#### Dataset excerpts ####

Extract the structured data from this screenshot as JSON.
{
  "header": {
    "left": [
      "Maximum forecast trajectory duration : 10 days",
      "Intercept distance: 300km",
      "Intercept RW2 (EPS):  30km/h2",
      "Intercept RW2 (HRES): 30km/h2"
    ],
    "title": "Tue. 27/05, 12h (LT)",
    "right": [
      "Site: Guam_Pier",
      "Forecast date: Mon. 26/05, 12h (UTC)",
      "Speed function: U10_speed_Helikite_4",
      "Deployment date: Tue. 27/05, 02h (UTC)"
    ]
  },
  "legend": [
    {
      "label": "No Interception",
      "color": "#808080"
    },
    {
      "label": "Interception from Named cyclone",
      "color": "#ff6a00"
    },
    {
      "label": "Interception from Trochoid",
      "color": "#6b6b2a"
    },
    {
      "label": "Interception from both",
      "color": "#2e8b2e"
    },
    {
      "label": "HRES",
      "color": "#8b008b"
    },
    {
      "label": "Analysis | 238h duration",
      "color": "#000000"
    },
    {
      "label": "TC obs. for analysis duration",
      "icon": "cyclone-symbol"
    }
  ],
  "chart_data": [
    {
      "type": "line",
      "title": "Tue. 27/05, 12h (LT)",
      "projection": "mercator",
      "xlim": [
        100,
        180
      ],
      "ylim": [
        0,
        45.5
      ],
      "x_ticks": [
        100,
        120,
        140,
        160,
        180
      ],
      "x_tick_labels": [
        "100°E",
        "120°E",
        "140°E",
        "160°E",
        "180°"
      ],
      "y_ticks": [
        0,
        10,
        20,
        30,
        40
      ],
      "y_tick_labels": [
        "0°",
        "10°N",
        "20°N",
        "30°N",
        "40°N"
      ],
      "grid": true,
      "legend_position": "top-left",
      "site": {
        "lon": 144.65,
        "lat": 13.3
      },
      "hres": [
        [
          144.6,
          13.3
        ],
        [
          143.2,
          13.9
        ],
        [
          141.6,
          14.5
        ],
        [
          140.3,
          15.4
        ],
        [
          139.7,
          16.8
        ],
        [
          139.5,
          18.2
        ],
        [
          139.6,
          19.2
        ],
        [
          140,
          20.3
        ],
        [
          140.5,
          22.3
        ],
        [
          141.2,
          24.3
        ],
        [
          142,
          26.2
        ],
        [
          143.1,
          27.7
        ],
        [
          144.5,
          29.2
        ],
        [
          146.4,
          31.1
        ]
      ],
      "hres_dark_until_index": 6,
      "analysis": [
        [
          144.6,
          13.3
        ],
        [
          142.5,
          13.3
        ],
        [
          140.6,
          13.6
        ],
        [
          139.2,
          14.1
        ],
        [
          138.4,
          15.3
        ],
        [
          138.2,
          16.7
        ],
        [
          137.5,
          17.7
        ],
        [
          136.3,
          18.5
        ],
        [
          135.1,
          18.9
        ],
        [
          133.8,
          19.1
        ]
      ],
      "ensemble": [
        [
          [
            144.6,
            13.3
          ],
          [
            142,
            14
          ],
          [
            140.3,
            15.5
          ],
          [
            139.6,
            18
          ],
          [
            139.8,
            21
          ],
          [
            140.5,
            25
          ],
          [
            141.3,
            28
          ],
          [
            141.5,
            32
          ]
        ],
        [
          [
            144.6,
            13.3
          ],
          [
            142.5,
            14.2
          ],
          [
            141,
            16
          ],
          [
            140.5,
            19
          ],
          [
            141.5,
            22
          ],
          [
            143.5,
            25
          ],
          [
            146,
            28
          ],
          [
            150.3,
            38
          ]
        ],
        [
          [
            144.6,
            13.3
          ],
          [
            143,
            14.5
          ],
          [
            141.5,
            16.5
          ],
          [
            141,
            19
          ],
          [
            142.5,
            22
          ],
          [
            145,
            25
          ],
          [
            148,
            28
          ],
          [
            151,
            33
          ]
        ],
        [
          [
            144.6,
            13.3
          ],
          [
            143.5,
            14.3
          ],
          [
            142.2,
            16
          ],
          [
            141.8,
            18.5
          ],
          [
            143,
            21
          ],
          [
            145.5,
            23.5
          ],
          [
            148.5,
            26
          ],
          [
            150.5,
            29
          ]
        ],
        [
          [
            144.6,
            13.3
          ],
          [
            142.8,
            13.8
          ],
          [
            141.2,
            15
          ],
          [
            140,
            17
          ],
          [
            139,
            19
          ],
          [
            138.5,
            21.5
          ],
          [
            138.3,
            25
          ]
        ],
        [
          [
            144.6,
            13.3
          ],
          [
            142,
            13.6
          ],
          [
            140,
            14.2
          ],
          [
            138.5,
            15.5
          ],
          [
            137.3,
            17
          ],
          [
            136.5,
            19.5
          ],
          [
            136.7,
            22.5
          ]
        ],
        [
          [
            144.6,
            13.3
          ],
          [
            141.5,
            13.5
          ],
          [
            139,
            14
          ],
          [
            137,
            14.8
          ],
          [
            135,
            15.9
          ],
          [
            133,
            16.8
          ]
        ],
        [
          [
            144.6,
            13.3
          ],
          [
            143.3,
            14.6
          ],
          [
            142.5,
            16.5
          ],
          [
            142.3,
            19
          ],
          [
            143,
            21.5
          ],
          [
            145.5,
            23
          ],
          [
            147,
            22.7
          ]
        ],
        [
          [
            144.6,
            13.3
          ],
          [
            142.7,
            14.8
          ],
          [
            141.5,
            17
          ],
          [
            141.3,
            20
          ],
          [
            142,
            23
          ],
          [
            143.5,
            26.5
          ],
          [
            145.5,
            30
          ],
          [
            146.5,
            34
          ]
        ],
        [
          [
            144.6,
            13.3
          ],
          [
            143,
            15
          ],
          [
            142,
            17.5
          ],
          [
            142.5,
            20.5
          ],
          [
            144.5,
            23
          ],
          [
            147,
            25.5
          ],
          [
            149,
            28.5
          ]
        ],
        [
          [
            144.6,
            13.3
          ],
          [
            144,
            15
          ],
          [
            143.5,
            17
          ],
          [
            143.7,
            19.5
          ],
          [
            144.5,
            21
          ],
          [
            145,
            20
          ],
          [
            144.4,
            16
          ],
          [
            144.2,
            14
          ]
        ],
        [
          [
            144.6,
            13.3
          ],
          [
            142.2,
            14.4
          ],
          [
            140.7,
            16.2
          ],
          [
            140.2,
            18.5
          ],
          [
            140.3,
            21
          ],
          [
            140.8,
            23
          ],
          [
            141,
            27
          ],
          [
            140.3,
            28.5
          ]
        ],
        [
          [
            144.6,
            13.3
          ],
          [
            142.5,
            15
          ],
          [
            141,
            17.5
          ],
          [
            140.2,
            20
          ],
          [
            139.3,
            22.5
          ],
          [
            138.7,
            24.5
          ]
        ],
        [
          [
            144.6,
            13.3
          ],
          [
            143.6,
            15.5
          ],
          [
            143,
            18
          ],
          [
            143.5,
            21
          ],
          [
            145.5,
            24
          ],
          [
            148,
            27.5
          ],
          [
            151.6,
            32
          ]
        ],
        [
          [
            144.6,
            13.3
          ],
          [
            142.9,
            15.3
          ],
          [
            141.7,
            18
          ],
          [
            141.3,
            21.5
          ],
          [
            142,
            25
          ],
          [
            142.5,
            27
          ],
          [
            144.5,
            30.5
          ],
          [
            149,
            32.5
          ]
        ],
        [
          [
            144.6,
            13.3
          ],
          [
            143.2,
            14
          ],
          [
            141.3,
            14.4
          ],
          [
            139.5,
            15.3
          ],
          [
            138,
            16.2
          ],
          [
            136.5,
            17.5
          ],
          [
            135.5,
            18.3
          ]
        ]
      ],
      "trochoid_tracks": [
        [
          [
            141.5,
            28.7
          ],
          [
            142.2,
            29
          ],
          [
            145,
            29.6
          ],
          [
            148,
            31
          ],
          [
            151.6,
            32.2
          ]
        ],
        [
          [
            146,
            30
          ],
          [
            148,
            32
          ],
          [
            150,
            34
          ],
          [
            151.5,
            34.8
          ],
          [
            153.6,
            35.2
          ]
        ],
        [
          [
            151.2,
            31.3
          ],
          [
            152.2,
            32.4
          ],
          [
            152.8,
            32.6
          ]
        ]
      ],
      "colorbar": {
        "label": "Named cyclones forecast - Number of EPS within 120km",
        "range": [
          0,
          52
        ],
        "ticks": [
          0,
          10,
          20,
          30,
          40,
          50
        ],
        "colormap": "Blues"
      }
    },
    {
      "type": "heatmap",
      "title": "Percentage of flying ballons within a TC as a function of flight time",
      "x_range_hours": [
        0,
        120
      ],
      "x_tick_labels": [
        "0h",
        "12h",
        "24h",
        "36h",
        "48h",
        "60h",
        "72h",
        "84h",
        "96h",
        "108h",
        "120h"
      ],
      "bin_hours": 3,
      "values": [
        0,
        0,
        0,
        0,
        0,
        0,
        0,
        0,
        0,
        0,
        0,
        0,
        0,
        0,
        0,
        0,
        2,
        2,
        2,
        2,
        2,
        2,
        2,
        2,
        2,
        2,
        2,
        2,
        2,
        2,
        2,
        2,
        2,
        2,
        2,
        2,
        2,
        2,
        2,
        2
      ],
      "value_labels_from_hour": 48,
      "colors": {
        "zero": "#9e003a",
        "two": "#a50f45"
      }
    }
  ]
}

####

**What you will do**. Identify the lines above that contain the word "Named", then copy them.

**Problem solution**.
      "label": "Interception from Named cyclone",
        "label": "Named cyclones forecast - Number of EPS within 120km",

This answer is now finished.